* _Task statement_:
Could you print every record below exactly as it appears?

* _Data extract_:

····················

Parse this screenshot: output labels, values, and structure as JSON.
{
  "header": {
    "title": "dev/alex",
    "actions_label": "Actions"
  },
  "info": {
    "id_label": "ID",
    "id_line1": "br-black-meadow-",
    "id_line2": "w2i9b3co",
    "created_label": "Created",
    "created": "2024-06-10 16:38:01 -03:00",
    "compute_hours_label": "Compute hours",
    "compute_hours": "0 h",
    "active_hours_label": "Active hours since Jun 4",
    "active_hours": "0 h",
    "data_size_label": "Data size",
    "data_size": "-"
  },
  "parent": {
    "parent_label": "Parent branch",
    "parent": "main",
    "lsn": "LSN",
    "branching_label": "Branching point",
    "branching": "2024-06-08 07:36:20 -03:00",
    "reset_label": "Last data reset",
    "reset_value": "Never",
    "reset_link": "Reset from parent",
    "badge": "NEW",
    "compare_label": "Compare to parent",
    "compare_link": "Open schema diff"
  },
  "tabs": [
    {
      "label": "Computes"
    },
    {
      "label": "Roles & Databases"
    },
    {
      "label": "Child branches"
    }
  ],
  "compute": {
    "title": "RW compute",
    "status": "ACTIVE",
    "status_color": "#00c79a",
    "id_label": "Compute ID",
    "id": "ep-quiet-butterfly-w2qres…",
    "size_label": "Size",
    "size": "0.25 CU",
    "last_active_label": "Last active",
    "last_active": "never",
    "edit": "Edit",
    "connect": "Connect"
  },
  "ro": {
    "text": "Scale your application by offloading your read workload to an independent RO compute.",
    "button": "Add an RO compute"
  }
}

····················

* _Written answer_:
Parse this screenshot: output labels, values, and structure as JSON.
{
  "header": {
    "title": "dev/alex",
    "actions_label": "Actions"
  },
  "info": {
    "id_label": "ID",
    "id_line1": "br-black-meadow-",
    "id_line2": "w2i9b3co",
    "created_label": "Created",
    "created": "2024-06-10 16:38:01 -03:00",
    "compute_hours_label": "Compute hours",
    "compute_hours": "0 h",
    "active_hours_label": "Active hours since Jun 4",
    "active_hours": "0 h",
    "data_size_label": "Data size",
    "data_size": "-"
  },
  "parent": {
    "parent_label": "Parent branch",
    "parent": "main",
    "lsn": "LSN",
    "branching_label": "Branching point",
    "branching": "2024-06-08 07:36:20 -03:00",
    "reset_label": "Last data reset",
    "reset_value": "Never",
    "reset_link": "Reset from parent",
    "badge": "NEW",
    "compare_label": "Compare to parent",
    "compare_link": "Open schema diff"
  },
  "tabs": [
    {
      "label": "Computes"
    },
    {
      "label": "Roles & Databases"
    },
    {
      "label": "Child branches"
    }
  ],
  "compute": {
    "title": "RW compute",
    "status": "ACTIVE",
    "status_color": "#00c79a",
    "id_label": "Compute ID",
    "id": "ep-quiet-butterfly-w2qres…",
    "size_label": "Size",
    "size": "0.25 CU",
    "last_active_label": "Last active",
    "last_active": "never",
    "edit": "Edit",
    "connect": "Connect"
  },
  "ro": {
    "text": "Scale your application by offloading your read workload to an independent RO compute.",
    "button": "Add an RO compute"
  }
}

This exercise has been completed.